**Provided records**
————————

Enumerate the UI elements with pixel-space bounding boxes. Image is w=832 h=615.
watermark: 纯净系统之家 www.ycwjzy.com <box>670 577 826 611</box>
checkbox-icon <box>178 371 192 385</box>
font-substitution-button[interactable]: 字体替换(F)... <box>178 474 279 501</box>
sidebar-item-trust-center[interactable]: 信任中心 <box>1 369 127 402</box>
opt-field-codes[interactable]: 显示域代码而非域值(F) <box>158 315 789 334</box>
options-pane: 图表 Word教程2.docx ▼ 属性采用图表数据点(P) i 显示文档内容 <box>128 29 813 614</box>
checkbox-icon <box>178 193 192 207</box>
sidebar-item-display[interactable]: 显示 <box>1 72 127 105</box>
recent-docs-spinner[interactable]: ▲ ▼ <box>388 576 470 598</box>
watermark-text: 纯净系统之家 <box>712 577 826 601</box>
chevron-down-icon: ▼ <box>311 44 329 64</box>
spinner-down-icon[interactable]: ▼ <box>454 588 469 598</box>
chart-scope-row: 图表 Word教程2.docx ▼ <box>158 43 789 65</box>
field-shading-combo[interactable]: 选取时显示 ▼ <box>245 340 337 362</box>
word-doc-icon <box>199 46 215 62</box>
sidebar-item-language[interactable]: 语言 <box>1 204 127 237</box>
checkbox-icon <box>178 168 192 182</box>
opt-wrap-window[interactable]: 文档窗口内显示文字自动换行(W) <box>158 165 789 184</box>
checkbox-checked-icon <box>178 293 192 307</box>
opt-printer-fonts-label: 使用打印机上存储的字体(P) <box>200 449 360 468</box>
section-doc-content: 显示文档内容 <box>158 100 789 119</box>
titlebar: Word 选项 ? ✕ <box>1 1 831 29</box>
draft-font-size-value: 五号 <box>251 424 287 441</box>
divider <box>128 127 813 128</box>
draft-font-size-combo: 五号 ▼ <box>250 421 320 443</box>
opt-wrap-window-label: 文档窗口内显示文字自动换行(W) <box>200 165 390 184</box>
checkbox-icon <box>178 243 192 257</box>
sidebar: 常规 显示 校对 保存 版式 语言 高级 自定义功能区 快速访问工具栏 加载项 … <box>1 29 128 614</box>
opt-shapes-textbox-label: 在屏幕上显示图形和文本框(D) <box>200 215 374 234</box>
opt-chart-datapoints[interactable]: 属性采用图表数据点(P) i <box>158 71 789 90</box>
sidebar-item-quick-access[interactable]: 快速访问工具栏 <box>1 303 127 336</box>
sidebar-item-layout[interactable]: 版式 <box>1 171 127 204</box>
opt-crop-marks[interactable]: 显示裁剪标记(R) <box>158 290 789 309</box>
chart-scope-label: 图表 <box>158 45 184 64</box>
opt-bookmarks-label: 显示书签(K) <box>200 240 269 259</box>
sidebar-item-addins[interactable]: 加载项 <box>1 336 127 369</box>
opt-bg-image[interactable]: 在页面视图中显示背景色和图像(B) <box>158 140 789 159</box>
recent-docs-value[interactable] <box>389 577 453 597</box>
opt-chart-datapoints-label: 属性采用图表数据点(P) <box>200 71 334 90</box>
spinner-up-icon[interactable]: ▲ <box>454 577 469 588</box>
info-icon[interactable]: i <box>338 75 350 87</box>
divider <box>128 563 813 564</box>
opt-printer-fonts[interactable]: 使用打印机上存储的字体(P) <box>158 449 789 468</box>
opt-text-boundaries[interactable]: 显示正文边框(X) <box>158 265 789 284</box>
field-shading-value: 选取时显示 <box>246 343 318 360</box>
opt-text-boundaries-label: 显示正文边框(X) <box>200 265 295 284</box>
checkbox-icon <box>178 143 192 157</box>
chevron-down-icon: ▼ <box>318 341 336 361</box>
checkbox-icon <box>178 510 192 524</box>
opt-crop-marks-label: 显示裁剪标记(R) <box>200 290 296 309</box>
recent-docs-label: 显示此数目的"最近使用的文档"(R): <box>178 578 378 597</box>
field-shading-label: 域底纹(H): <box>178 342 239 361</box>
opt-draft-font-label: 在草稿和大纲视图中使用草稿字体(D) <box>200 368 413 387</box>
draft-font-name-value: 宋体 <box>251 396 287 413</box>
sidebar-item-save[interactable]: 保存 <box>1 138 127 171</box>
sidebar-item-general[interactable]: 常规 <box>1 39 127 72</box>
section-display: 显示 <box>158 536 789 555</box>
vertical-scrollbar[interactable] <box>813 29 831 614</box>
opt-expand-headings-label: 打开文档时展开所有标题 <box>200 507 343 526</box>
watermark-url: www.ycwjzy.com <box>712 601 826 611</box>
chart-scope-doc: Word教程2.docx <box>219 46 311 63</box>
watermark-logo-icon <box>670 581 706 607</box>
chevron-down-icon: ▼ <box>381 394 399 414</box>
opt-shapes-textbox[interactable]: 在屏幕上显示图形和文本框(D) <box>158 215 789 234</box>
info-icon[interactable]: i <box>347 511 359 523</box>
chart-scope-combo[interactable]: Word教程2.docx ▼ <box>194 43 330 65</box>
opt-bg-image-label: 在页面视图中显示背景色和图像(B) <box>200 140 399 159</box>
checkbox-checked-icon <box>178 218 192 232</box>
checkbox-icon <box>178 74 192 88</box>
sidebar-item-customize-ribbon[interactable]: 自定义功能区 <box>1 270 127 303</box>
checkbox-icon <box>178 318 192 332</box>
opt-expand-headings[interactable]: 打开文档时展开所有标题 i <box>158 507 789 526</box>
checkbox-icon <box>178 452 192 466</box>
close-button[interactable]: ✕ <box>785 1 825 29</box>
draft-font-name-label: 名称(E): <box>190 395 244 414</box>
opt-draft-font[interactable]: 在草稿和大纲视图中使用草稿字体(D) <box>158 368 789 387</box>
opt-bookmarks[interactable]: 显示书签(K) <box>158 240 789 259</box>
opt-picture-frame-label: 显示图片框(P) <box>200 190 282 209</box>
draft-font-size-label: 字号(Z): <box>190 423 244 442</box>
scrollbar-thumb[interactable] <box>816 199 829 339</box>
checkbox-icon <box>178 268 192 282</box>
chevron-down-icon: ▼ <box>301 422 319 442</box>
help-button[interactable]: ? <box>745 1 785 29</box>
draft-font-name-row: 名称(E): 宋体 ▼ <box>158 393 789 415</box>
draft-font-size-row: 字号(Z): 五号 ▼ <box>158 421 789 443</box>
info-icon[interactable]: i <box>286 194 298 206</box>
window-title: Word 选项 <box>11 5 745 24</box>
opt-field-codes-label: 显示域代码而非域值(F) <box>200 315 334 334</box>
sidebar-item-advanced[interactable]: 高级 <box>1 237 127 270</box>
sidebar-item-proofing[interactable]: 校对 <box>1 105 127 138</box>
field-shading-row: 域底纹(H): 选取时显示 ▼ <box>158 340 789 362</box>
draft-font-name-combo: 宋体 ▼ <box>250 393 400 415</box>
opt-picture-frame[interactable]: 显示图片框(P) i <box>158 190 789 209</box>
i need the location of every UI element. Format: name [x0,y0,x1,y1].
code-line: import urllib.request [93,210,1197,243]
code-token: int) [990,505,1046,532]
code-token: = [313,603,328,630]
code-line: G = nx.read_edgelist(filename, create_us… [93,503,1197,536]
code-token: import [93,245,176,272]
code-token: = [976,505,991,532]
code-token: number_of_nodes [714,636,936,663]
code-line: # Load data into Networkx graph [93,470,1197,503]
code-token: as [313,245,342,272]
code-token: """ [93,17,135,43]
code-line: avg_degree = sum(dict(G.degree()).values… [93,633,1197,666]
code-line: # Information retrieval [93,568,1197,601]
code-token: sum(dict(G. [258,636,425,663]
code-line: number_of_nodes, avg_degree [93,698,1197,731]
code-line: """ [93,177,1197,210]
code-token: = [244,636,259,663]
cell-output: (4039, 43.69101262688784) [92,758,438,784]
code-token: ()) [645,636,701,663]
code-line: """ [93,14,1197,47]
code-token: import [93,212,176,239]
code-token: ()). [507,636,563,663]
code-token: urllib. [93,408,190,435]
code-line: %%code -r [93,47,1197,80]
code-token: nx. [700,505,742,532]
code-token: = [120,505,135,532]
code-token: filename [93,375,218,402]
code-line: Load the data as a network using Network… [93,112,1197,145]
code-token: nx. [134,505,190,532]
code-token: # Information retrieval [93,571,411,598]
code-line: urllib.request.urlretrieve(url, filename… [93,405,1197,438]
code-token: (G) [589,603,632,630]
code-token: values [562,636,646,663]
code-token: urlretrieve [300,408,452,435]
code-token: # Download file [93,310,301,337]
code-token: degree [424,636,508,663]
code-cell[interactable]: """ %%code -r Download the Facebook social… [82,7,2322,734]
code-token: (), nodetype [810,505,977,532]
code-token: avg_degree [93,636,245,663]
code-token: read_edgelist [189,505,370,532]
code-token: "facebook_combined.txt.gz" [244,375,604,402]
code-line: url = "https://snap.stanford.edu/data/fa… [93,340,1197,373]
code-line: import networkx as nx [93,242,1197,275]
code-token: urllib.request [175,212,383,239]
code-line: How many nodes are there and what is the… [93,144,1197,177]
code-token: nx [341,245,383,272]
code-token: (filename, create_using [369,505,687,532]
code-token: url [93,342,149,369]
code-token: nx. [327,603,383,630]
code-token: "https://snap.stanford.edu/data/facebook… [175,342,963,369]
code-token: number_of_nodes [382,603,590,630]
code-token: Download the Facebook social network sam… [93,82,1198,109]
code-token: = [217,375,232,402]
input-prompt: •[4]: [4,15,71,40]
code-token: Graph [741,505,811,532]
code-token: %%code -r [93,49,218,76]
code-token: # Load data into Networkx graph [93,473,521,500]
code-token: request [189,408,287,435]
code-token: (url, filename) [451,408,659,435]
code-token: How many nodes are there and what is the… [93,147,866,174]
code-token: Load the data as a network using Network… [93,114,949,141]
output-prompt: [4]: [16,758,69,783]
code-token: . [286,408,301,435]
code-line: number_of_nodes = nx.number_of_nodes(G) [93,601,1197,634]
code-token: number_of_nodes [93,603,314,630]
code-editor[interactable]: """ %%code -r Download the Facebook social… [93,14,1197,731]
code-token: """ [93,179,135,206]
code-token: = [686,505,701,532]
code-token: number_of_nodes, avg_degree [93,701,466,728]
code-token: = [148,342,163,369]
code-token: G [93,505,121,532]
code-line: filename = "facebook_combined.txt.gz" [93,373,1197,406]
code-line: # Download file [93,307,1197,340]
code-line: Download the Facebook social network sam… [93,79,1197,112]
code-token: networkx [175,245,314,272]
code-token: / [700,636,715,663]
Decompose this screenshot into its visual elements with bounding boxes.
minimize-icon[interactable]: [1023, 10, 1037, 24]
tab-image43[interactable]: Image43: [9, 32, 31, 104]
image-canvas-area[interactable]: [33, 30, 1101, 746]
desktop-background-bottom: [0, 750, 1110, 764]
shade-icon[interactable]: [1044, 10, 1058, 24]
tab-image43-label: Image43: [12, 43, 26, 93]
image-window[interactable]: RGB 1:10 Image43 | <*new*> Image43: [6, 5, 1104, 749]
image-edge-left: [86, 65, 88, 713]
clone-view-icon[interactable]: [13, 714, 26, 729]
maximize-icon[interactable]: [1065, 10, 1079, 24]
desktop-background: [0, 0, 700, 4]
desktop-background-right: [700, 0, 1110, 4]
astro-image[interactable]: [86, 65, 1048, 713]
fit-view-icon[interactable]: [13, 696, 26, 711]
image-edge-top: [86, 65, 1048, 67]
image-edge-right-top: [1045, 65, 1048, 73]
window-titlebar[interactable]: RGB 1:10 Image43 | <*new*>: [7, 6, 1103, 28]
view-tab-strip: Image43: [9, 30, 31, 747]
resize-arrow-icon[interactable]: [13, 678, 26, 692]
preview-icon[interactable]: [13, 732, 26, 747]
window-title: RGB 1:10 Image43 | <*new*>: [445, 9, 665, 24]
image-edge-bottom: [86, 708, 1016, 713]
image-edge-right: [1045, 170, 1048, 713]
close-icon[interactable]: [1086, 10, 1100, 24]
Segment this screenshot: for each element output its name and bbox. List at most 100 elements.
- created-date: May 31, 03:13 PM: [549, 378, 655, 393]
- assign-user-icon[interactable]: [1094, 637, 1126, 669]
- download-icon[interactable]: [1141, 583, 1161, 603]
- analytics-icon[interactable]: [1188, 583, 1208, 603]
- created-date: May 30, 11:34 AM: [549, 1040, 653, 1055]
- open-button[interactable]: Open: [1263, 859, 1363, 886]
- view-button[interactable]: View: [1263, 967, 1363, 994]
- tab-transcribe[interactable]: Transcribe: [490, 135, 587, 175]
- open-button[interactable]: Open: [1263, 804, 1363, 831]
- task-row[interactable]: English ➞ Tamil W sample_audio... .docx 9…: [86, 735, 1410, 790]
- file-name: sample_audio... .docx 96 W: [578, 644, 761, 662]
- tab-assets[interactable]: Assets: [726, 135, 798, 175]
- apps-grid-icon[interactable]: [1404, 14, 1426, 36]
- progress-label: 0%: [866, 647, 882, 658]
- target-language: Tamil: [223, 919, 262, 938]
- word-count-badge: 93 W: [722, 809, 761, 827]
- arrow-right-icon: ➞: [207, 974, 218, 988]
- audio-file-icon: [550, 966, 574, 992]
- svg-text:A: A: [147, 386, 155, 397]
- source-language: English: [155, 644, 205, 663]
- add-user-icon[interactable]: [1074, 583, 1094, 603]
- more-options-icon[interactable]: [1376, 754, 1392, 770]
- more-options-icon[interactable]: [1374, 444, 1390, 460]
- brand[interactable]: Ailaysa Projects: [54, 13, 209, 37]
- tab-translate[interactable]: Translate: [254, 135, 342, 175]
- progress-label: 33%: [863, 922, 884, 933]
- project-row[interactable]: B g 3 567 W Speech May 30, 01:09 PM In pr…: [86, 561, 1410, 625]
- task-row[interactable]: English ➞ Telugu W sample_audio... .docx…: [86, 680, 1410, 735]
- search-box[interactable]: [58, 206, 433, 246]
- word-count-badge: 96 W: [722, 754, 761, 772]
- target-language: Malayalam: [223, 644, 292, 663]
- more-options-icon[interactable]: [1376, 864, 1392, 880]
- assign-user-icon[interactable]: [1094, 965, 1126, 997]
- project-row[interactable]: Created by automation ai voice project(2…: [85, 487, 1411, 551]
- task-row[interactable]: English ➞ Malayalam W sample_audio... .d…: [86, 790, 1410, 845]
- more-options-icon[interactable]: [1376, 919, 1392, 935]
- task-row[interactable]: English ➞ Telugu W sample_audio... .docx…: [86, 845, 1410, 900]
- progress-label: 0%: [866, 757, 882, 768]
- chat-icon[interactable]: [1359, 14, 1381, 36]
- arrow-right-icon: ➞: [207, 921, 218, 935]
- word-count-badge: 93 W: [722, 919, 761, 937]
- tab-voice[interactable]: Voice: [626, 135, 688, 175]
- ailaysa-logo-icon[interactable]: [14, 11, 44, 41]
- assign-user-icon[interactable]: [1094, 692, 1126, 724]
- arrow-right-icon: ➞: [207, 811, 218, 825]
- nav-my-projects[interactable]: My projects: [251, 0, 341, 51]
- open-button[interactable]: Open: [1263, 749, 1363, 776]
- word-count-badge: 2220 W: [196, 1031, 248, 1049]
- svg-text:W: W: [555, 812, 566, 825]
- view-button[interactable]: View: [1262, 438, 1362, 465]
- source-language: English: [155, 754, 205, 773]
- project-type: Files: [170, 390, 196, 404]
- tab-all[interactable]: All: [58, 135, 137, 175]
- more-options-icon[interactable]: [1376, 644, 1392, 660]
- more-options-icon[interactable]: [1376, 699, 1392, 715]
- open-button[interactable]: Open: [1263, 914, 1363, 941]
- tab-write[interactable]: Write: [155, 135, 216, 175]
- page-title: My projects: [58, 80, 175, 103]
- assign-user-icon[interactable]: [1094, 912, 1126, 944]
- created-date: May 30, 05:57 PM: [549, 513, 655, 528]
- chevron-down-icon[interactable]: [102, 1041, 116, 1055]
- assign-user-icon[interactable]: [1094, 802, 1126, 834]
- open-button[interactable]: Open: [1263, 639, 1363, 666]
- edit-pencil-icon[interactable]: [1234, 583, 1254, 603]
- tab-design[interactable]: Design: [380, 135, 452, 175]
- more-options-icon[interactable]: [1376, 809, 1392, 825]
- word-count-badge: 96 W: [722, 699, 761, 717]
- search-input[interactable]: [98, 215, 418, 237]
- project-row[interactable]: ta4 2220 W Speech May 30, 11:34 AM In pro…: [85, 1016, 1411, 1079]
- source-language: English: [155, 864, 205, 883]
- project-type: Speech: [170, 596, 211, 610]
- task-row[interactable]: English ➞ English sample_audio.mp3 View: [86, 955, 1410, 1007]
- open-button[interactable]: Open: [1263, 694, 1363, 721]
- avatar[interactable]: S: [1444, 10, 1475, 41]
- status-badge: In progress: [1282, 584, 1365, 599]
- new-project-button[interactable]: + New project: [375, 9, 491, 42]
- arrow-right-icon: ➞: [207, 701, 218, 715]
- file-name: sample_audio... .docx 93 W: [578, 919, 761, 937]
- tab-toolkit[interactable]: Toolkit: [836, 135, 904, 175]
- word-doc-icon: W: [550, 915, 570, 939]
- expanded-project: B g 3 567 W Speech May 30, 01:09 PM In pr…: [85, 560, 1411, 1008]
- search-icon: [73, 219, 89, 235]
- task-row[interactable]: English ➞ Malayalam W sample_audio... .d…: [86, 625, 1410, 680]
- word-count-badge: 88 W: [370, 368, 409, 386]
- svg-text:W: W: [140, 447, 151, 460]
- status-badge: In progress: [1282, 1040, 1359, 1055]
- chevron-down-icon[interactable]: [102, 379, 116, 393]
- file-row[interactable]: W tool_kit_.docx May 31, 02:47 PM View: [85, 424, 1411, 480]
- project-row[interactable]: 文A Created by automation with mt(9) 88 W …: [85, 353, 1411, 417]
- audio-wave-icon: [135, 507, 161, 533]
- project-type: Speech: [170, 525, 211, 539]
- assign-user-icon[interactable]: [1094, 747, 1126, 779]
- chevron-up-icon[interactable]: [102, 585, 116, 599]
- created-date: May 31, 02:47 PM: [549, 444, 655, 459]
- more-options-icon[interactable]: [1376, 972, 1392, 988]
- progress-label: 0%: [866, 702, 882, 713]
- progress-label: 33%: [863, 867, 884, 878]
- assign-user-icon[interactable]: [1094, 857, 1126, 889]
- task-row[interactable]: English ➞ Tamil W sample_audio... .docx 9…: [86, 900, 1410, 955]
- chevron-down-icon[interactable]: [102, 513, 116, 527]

————————

**Written request**
Quote the items above verbatim, from the first line through the line that contains "opt-bg-image[interactable]: 在页面视图中显示背景色和图像(B) <box>158", including that line.

**Solution to this task**
Enumerate the UI elements with pixel-space bounding boxes. Image is w=832 h=615.
watermark: 纯净系统之家 www.ycwjzy.com <box>670 577 826 611</box>
checkbox-icon <box>178 371 192 385</box>
font-substitution-button[interactable]: 字体替换(F)... <box>178 474 279 501</box>
sidebar-item-trust-center[interactable]: 信任中心 <box>1 369 127 402</box>
opt-field-codes[interactable]: 显示域代码而非域值(F) <box>158 315 789 334</box>
options-pane: 图表 Word教程2.docx ▼ 属性采用图表数据点(P) i 显示文档内容 <box>128 29 813 614</box>
checkbox-icon <box>178 193 192 207</box>
sidebar-item-display[interactable]: 显示 <box>1 72 127 105</box>
recent-docs-spinner[interactable]: ▲ ▼ <box>388 576 470 598</box>
watermark-text: 纯净系统之家 <box>712 577 826 601</box>
chevron-down-icon: ▼ <box>311 44 329 64</box>
spinner-down-icon[interactable]: ▼ <box>454 588 469 598</box>
chart-scope-row: 图表 Word教程2.docx ▼ <box>158 43 789 65</box>
field-shading-combo[interactable]: 选取时显示 ▼ <box>245 340 337 362</box>
word-doc-icon <box>199 46 215 62</box>
sidebar-item-language[interactable]: 语言 <box>1 204 127 237</box>
checkbox-icon <box>178 168 192 182</box>
opt-wrap-window[interactable]: 文档窗口内显示文字自动换行(W) <box>158 165 789 184</box>
checkbox-checked-icon <box>178 293 192 307</box>
opt-printer-fonts-label: 使用打印机上存储的字体(P) <box>200 449 360 468</box>
section-doc-content: 显示文档内容 <box>158 100 789 119</box>
titlebar: Word 选项 ? ✕ <box>1 1 831 29</box>
draft-font-size-value: 五号 <box>251 424 287 441</box>
divider <box>128 127 813 128</box>
draft-font-size-combo: 五号 ▼ <box>250 421 320 443</box>
opt-wrap-window-label: 文档窗口内显示文字自动换行(W) <box>200 165 390 184</box>
checkbox-icon <box>178 243 192 257</box>
sidebar: 常规 显示 校对 保存 版式 语言 高级 自定义功能区 快速访问工具栏 加载项 … <box>1 29 128 614</box>
opt-shapes-textbox-label: 在屏幕上显示图形和文本框(D) <box>200 215 374 234</box>
opt-chart-datapoints[interactable]: 属性采用图表数据点(P) i <box>158 71 789 90</box>
sidebar-item-quick-access[interactable]: 快速访问工具栏 <box>1 303 127 336</box>
sidebar-item-layout[interactable]: 版式 <box>1 171 127 204</box>
opt-crop-marks[interactable]: 显示裁剪标记(R) <box>158 290 789 309</box>
chart-scope-label: 图表 <box>158 45 184 64</box>
opt-bookmarks-label: 显示书签(K) <box>200 240 269 259</box>
sidebar-item-addins[interactable]: 加载项 <box>1 336 127 369</box>
opt-bg-image[interactable]: 在页面视图中显示背景色和图像(B) <box>158 140 789 159</box>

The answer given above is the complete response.